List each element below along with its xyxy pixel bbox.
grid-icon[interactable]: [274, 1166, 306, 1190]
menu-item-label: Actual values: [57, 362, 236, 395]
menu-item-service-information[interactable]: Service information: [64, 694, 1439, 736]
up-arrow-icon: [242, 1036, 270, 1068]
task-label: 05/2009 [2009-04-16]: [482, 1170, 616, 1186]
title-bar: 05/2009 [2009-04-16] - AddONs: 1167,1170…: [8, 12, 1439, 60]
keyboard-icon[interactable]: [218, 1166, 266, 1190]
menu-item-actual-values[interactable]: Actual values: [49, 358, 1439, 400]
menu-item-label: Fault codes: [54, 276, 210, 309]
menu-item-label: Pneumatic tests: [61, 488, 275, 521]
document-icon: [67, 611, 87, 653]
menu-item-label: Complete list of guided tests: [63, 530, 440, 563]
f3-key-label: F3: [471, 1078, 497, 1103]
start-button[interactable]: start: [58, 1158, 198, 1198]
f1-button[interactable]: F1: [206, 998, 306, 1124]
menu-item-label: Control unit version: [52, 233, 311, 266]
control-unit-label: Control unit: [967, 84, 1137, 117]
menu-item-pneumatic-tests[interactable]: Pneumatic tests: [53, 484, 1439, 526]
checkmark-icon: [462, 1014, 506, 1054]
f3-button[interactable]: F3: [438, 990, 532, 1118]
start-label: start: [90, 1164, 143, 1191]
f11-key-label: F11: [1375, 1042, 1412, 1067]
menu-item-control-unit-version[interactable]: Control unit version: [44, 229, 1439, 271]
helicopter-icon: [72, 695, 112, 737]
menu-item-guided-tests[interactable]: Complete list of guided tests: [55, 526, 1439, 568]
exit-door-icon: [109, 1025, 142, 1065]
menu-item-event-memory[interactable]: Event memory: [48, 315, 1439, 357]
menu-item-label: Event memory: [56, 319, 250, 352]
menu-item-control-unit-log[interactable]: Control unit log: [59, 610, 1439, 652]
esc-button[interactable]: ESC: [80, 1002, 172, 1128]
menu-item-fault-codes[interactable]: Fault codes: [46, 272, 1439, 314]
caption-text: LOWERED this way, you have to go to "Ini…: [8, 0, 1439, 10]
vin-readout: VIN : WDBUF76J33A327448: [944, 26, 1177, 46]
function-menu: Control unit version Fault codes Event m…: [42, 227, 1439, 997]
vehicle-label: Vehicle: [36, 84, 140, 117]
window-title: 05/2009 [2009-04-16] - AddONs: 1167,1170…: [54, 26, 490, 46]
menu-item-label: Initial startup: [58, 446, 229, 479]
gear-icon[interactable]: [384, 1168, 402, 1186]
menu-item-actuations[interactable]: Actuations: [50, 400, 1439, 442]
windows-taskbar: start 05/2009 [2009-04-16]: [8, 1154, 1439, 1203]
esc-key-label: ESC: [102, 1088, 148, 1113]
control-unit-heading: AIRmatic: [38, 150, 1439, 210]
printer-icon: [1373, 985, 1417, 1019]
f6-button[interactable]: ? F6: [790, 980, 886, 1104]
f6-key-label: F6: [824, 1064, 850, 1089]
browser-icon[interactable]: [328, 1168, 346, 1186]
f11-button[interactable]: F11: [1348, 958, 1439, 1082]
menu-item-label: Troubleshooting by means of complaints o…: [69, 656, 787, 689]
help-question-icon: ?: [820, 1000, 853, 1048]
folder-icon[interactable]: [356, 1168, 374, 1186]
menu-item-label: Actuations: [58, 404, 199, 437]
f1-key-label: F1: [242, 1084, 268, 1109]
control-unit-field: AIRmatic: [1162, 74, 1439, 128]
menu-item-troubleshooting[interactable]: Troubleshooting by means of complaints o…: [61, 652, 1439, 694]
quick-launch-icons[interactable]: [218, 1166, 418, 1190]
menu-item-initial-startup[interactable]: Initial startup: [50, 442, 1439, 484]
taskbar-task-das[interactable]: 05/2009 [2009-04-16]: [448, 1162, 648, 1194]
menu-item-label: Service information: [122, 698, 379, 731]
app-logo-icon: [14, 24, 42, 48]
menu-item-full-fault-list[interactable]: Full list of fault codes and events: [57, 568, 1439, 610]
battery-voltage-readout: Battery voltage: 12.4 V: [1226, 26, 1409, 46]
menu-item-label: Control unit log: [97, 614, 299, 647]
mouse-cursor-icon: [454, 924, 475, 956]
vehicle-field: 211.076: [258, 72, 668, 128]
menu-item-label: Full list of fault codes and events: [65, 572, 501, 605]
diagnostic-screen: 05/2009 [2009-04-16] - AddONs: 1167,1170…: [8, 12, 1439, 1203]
---
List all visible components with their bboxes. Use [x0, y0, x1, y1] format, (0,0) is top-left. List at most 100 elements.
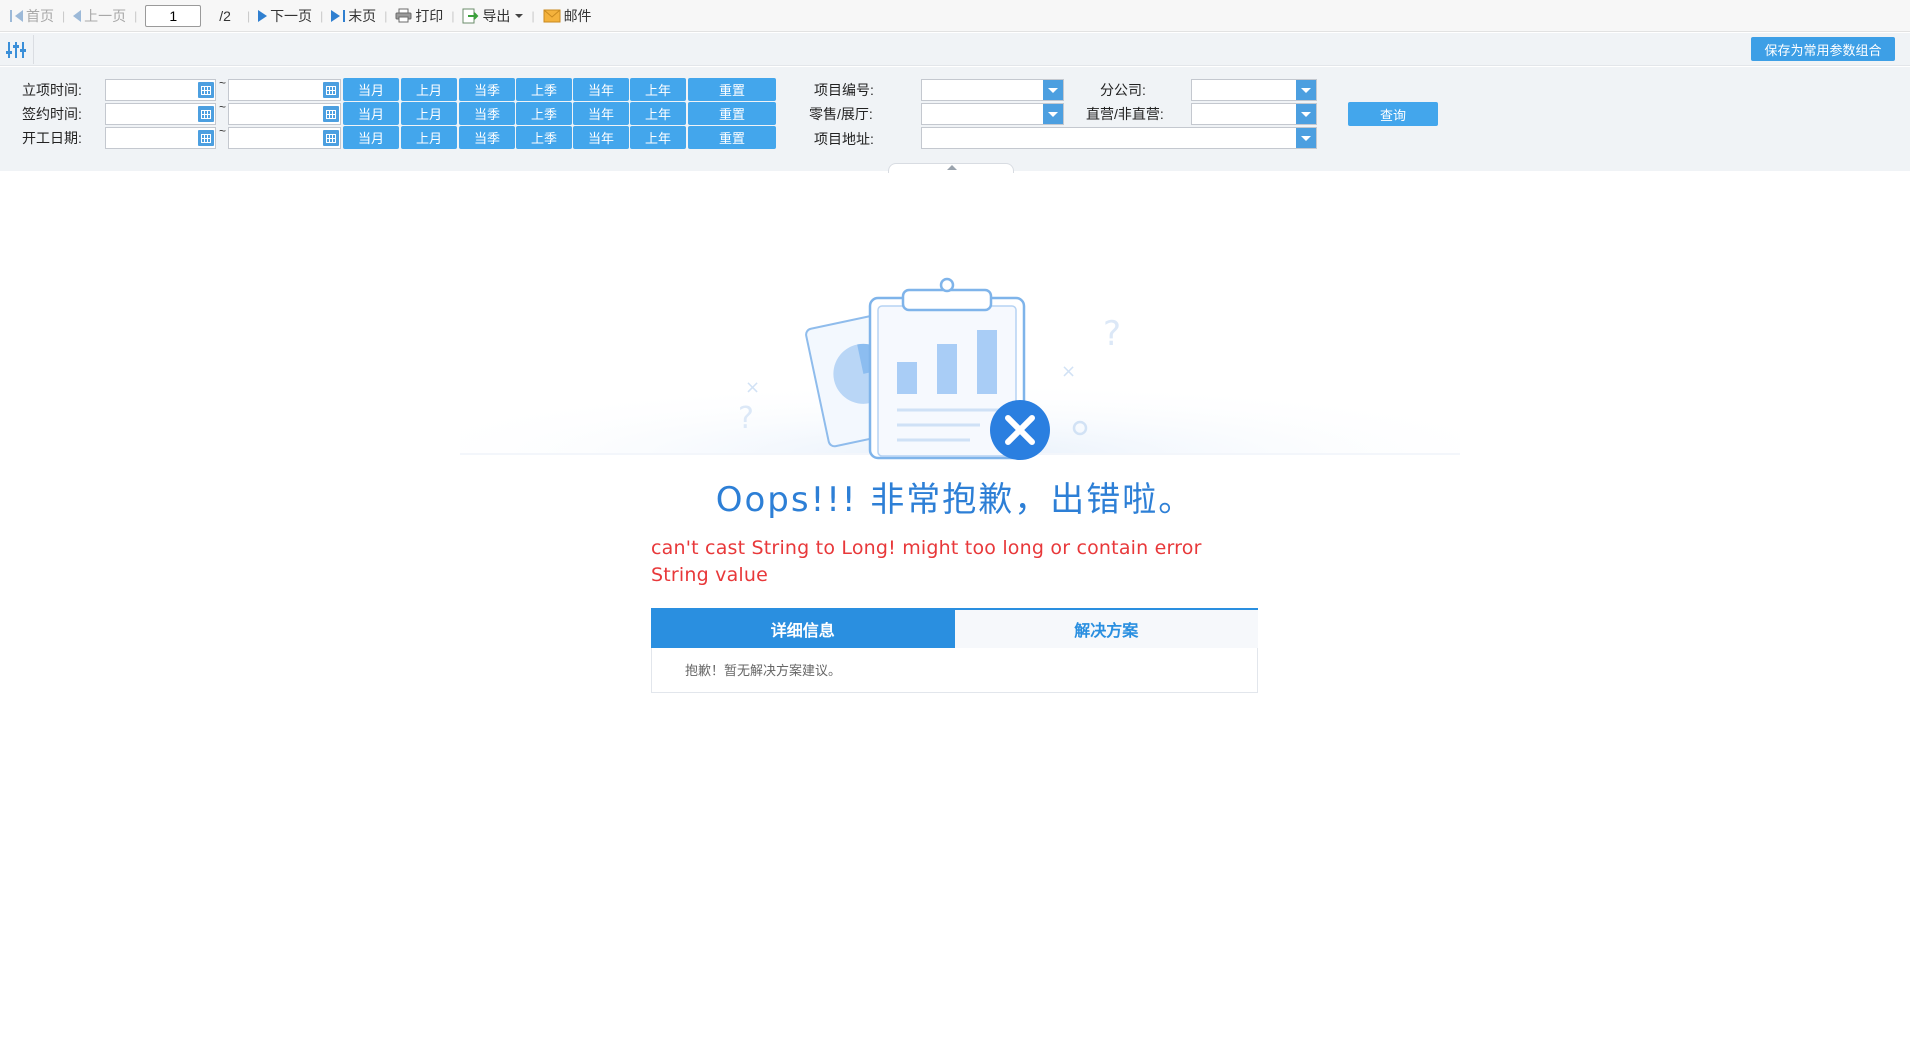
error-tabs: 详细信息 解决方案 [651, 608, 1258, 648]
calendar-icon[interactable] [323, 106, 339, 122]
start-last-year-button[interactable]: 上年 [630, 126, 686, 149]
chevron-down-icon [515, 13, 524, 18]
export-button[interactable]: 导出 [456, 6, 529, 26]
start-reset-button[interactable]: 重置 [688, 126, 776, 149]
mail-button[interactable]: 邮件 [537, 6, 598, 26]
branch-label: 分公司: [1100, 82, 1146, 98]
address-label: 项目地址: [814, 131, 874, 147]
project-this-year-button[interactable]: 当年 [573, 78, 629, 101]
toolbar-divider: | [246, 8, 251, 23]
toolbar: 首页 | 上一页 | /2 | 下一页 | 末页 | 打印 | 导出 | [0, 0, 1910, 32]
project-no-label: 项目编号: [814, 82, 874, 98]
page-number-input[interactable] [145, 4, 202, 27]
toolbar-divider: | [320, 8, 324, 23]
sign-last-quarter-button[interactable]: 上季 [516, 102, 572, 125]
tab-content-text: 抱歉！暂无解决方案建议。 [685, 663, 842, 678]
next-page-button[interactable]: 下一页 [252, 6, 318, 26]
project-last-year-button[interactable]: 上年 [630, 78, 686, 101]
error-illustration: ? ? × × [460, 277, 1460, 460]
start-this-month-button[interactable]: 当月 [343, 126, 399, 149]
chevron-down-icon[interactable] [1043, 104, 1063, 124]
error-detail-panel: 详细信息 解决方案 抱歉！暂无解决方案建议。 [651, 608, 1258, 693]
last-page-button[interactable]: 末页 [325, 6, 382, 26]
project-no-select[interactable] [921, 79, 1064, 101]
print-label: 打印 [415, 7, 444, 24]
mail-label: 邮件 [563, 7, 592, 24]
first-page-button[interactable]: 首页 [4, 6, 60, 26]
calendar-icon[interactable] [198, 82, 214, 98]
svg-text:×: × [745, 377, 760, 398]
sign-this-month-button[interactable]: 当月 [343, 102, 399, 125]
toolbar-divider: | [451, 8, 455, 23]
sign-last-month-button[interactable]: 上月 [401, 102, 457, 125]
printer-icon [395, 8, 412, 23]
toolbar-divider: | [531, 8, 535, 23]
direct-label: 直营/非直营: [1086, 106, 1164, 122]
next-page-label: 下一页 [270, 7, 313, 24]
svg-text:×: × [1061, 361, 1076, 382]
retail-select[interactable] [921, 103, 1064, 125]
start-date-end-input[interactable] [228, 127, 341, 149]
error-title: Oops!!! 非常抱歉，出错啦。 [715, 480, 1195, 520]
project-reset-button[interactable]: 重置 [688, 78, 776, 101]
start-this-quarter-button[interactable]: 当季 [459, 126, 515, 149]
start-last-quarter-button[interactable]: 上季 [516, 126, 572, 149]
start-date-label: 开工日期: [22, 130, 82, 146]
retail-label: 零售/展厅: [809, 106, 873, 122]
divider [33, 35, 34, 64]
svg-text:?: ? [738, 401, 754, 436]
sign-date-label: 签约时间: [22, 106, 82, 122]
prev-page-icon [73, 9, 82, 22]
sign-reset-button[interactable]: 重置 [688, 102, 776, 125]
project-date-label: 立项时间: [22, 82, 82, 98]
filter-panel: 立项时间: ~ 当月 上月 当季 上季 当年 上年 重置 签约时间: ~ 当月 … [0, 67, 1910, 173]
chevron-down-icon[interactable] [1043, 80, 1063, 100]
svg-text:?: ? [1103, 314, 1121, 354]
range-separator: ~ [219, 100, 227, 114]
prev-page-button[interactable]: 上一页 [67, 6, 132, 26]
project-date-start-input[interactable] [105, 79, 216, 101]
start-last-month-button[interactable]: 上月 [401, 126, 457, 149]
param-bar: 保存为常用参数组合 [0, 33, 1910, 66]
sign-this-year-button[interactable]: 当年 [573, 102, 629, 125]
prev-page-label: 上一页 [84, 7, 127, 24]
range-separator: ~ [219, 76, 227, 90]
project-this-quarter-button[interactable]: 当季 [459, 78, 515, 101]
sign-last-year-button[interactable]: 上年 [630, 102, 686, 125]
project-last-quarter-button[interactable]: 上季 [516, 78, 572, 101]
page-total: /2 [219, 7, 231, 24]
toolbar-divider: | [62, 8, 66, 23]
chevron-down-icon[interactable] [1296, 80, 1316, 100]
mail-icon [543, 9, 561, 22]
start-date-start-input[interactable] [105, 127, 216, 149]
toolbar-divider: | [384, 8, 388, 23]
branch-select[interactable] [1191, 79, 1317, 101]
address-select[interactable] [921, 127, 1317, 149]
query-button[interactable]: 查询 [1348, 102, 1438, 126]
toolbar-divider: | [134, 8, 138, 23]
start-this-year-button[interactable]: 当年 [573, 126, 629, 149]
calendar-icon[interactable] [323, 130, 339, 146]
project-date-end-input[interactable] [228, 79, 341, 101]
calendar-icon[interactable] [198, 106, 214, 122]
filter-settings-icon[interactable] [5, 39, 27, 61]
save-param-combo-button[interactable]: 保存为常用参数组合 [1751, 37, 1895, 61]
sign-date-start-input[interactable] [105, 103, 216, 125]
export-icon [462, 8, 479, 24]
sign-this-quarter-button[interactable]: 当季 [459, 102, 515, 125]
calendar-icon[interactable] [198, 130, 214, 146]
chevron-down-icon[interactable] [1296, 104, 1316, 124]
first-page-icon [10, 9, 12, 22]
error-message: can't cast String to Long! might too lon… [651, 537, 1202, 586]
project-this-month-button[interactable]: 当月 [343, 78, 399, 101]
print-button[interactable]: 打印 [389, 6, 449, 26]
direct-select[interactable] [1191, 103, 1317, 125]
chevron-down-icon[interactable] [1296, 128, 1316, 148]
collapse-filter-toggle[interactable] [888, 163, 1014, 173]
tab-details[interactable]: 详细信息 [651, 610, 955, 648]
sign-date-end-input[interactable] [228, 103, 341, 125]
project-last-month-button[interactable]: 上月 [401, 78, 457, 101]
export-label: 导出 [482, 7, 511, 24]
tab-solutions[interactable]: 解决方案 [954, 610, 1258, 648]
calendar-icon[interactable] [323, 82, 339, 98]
---
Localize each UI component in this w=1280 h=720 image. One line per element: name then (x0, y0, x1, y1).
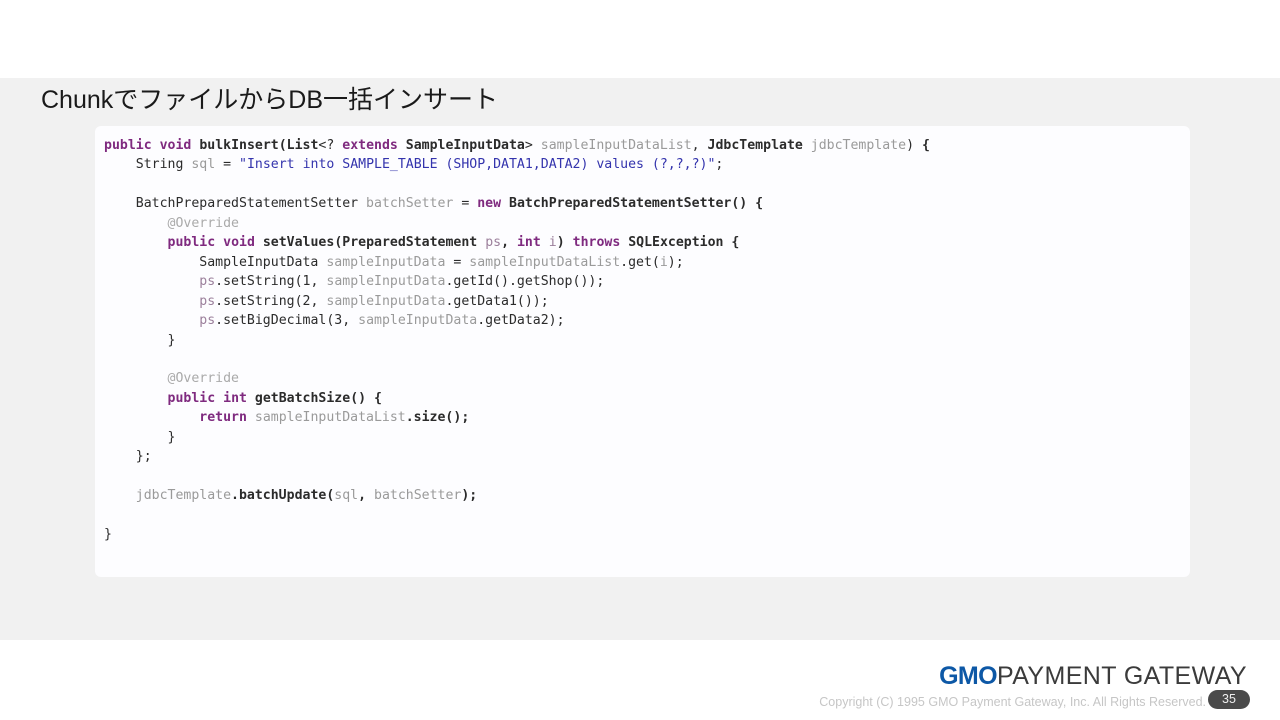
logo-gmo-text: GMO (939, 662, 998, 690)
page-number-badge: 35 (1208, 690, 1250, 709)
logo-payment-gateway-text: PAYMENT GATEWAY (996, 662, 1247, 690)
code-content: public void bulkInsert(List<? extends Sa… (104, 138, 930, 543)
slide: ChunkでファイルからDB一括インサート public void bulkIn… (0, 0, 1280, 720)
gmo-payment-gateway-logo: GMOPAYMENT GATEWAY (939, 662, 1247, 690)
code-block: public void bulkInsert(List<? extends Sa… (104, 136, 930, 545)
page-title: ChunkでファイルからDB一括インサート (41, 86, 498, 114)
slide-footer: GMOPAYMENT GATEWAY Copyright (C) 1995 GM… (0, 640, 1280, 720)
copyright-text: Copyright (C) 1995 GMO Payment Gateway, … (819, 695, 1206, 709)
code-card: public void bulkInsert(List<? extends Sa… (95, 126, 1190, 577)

Written exercise:
Print the records unchanged, from the line containing "logo-gmo-text: GMO (939, 662, 998, 690)" up to and including the line containing "page-title: ChunkでファイルからDB一括インサート (41, 86, 498, 114)".

Answer in full:
logo-gmo-text: GMO (939, 662, 998, 690)
page-number-badge: 35 (1208, 690, 1250, 709)
logo-payment-gateway-text: PAYMENT GATEWAY (996, 662, 1247, 690)
code-content: public void bulkInsert(List<? extends Sa… (104, 138, 930, 543)
slide: ChunkでファイルからDB一括インサート public void bulkIn… (0, 0, 1280, 720)
gmo-payment-gateway-logo: GMOPAYMENT GATEWAY (939, 662, 1247, 690)
code-block: public void bulkInsert(List<? extends Sa… (104, 136, 930, 545)
page-title: ChunkでファイルからDB一括インサート (41, 86, 498, 114)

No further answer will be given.